(AIM) Quote the records below in full, exactly as given, with the images taken out.

(Stored dataset items)
____________

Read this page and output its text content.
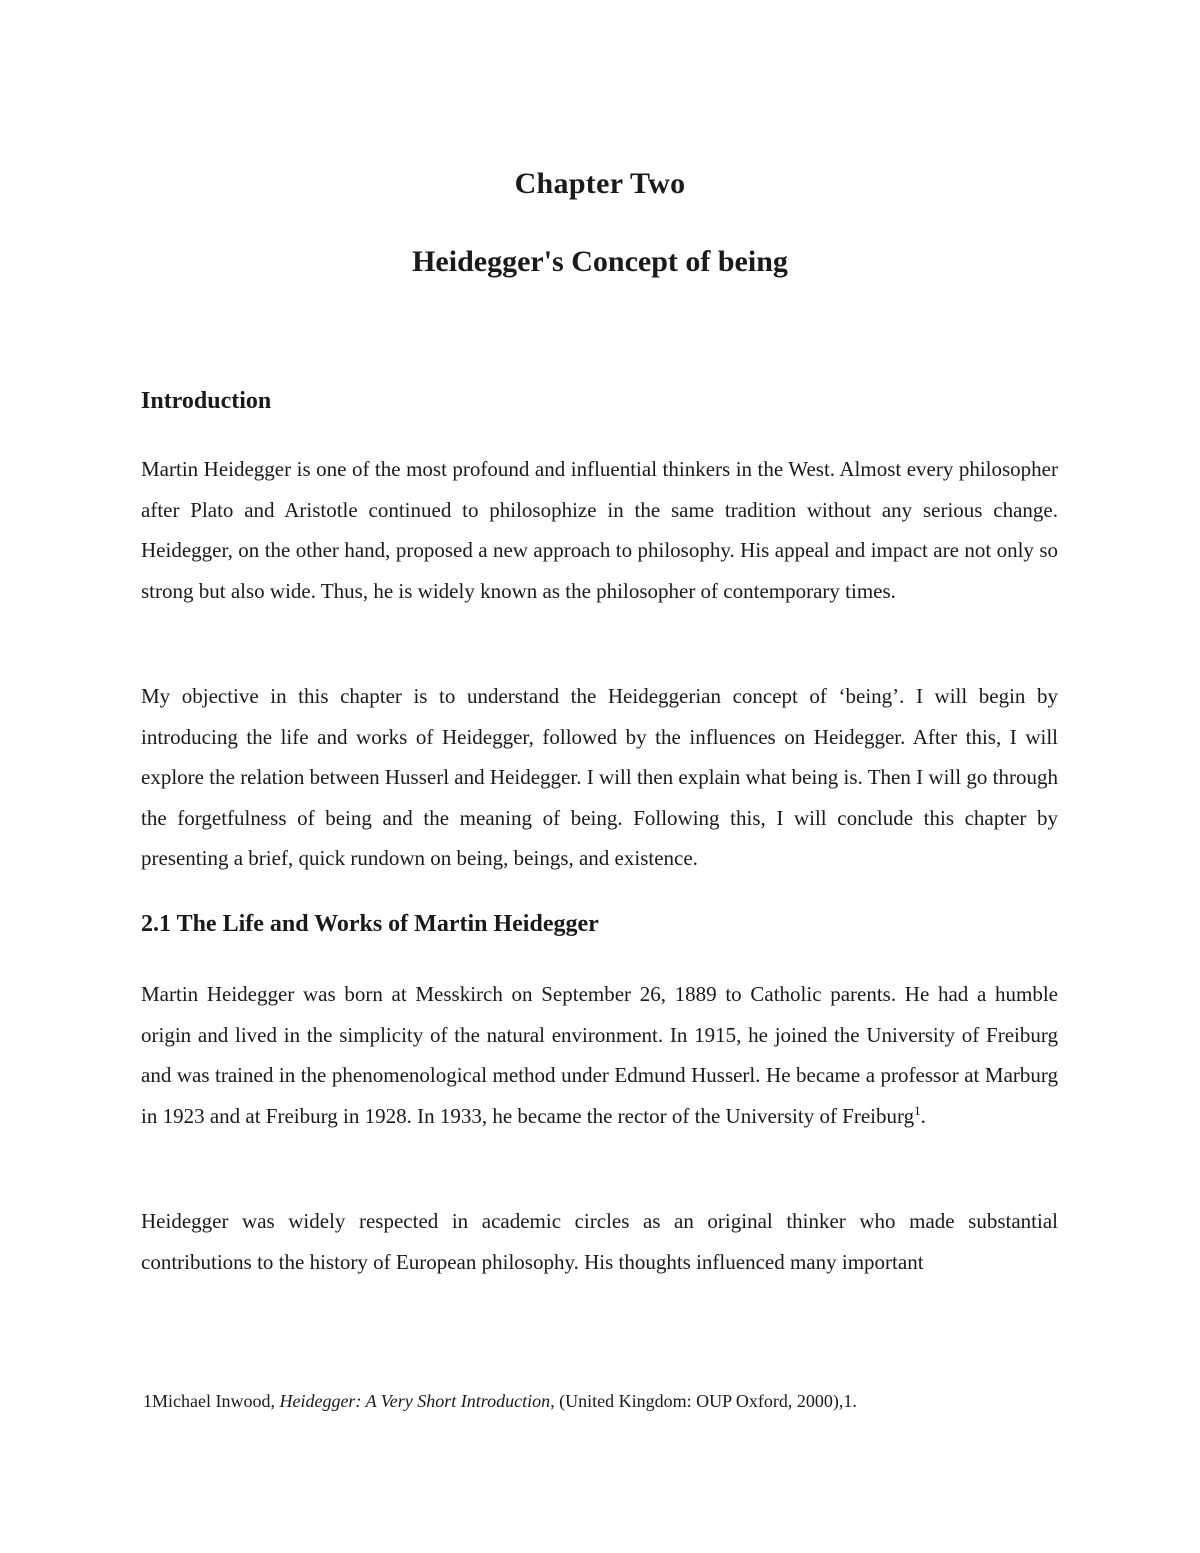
Chapter Two
Heidegger's Concept of being
Introduction

Martin Heidegger is one of the most profound and influential thinkers in the West. Almost every philosopher after Plato and Aristotle continued to philosophize in the same tradition without any serious change. Heidegger, on the other hand, proposed a new approach to philosophy. His appeal and impact are not only so strong but also wide. Thus, he is widely known as the philosopher of contemporary times.

My objective in this chapter is to understand the Heideggerian concept of ‘being’. I will begin by introducing the life and works of Heidegger, followed by the influences on Heidegger. After this, I will explore the relation between Husserl and Heidegger. I will then explain what being is. Then I will go through the forgetfulness of being and the meaning of being. Following this, I will conclude this chapter by presenting a brief, quick rundown on being, beings, and existence.

2.1 The Life and Works of Martin Heidegger

Martin Heidegger was born at Messkirch on September 26, 1889 to Catholic parents. He had a humble origin and lived in the simplicity of the natural environment. In 1915, he joined the University of Freiburg and was trained in the phenomenological method under Edmund Husserl. He became a professor at Marburg in 1923 and at Freiburg in 1928. In 1933, he became the rector of the University of Freiburg$^1$.

Heidegger was widely respected in academic circles as an original thinker who made substantial contributions to the history of European philosophy. His thoughts influenced many important

1Michael Inwood, Heidegger: A Very Short Introduction, (United Kingdom: OUP Oxford, 2000),1.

____________

(EXERCISE SOLUTION)
Read this page and output its text content.
Chapter Two
Heidegger's Concept of being
Introduction

Martin Heidegger is one of the most profound and influential thinkers in the West. Almost every philosopher after Plato and Aristotle continued to philosophize in the same tradition without any serious change. Heidegger, on the other hand, proposed a new approach to philosophy. His appeal and impact are not only so strong but also wide. Thus, he is widely known as the philosopher of contemporary times.

My objective in this chapter is to understand the Heideggerian concept of ‘being’. I will begin by introducing the life and works of Heidegger, followed by the influences on Heidegger. After this, I will explore the relation between Husserl and Heidegger. I will then explain what being is. Then I will go through the forgetfulness of being and the meaning of being. Following this, I will conclude this chapter by presenting a brief, quick rundown on being, beings, and existence.

2.1 The Life and Works of Martin Heidegger

Martin Heidegger was born at Messkirch on September 26, 1889 to Catholic parents. He had a humble origin and lived in the simplicity of the natural environment. In 1915, he joined the University of Freiburg and was trained in the phenomenological method under Edmund Husserl. He became a professor at Marburg in 1923 and at Freiburg in 1928. In 1933, he became the rector of the University of Freiburg$^1$.

Heidegger was widely respected in academic circles as an original thinker who made substantial contributions to the history of European philosophy. His thoughts influenced many important

1Michael Inwood, Heidegger: A Very Short Introduction, (United Kingdom: OUP Oxford, 2000),1.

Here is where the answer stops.